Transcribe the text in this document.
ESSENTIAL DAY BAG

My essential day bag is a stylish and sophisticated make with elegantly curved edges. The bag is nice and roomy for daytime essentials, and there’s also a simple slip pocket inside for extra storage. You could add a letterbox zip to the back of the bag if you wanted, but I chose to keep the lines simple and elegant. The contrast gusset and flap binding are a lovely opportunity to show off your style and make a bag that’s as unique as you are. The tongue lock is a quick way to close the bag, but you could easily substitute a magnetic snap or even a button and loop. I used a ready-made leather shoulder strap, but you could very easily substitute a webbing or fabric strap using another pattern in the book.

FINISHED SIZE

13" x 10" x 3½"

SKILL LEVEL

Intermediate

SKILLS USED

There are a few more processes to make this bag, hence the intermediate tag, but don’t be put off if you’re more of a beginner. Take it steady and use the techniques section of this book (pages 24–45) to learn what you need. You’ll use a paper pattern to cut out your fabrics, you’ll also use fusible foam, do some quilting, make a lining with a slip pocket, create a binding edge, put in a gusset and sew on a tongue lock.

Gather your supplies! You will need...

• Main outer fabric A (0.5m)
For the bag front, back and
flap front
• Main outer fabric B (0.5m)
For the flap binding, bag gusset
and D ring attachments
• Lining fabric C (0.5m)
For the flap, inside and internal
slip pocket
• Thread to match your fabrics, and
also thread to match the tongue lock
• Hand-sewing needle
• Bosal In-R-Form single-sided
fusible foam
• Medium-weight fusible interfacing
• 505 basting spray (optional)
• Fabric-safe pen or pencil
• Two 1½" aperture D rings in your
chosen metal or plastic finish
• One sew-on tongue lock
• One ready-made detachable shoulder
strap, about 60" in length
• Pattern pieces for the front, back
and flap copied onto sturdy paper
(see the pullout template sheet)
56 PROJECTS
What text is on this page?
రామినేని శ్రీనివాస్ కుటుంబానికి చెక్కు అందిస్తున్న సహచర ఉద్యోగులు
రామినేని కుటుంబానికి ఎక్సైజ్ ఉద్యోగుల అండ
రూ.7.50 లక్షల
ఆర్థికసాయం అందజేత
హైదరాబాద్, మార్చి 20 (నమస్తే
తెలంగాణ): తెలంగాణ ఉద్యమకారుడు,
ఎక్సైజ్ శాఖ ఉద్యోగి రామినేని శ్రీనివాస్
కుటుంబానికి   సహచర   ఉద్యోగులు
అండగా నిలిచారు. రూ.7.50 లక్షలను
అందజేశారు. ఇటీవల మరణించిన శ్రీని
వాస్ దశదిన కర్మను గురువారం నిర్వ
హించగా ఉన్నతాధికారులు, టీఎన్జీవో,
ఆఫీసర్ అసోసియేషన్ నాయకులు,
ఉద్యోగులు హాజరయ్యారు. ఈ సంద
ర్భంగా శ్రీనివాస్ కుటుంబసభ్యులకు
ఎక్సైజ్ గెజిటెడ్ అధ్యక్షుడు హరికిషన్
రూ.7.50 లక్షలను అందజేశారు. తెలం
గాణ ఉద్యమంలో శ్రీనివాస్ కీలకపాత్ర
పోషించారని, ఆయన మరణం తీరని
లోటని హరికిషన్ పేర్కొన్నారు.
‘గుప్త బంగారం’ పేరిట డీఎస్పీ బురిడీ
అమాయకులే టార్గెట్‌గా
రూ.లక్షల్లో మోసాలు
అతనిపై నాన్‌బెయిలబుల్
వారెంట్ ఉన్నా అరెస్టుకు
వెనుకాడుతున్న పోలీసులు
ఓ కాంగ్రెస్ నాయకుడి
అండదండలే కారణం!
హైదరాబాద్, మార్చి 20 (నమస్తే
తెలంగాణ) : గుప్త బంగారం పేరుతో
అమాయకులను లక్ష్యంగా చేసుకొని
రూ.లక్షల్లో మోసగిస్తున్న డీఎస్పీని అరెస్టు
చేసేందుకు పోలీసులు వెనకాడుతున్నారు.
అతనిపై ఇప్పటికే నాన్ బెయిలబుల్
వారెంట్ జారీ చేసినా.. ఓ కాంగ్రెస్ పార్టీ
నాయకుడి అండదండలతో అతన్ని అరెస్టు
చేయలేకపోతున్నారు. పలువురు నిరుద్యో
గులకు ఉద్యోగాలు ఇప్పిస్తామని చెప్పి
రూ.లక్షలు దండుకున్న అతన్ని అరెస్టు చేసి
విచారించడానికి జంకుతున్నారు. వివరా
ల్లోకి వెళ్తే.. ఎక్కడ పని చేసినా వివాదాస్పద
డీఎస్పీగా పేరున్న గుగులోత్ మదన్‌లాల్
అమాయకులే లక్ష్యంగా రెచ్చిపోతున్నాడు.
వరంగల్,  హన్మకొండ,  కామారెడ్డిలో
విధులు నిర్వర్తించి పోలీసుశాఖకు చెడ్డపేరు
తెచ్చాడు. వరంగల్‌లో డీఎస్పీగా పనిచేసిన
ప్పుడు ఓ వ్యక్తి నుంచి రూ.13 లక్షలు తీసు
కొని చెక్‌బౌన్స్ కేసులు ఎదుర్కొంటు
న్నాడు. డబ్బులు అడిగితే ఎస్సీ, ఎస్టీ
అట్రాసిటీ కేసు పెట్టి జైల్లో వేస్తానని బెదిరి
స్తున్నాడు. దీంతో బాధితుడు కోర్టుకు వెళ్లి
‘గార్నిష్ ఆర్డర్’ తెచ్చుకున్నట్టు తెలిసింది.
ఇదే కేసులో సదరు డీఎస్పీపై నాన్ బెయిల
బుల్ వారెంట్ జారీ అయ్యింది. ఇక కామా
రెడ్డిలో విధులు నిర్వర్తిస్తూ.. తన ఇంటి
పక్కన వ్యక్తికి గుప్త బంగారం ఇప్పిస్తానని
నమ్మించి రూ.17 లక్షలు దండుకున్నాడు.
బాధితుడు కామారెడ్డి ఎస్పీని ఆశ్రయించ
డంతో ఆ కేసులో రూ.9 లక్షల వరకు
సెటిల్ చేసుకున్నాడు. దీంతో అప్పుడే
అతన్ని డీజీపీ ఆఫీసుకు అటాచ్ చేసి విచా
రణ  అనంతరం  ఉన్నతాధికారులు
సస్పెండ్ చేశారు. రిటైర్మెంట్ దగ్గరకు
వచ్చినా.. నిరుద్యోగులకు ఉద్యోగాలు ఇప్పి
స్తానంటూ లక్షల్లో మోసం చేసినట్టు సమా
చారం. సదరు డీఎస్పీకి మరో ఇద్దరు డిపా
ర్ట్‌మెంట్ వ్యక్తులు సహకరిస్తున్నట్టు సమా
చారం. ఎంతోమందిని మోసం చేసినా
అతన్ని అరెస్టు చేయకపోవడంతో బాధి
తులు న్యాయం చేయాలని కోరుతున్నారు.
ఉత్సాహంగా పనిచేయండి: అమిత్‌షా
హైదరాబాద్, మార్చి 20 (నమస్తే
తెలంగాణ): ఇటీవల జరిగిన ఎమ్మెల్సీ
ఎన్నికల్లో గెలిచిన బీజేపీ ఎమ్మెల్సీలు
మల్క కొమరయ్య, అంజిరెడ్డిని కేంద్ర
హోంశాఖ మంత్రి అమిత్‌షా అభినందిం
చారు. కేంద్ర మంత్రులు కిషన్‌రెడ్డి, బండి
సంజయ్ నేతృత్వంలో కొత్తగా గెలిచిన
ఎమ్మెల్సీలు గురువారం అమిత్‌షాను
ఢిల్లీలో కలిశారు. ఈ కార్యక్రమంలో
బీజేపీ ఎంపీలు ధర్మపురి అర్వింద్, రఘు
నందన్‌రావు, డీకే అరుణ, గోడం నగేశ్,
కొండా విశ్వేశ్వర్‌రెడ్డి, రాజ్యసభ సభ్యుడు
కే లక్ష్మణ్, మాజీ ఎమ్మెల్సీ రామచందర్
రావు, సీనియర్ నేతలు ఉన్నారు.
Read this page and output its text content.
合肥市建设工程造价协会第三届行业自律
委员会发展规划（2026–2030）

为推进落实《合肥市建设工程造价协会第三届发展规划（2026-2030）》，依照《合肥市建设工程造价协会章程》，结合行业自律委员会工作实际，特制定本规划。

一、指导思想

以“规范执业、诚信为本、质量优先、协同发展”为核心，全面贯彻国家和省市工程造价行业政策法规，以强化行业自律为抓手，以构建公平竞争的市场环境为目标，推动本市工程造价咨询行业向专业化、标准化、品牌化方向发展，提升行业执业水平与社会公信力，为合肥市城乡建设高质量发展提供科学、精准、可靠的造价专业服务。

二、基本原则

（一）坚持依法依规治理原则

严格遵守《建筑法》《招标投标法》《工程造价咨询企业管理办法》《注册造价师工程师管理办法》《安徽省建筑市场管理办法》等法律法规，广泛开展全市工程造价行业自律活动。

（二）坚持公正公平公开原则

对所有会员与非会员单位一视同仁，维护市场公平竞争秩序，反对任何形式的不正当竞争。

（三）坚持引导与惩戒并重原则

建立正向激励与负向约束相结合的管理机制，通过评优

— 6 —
★ ★ ★ ★ ★
**REQUIRED WORK**
From the listing above, collect every line that mentions the word "made".

**EXERCISE OUTPUT**
My essential day bag is a stylish and sophisticated make with elegantly curved edges. The bag is nice and roomy for daytime essentials, and there’s also a simple slip pocket inside for extra storage. You could add a letterbox zip to the back of the bag if you wanted, but I chose to keep the lines simple and elegant. The contrast gusset and flap binding are a lovely opportunity to show off your style and make a bag that’s as unique as you are. The tongue lock is a quick way to close the bag, but you could easily substitute a magnetic snap or even a button and loop. I used a ready-made leather shoulder strap, but you could very easily substitute a webbing or fabric strap using another pattern in the book.
• One ready-made detachable shoulder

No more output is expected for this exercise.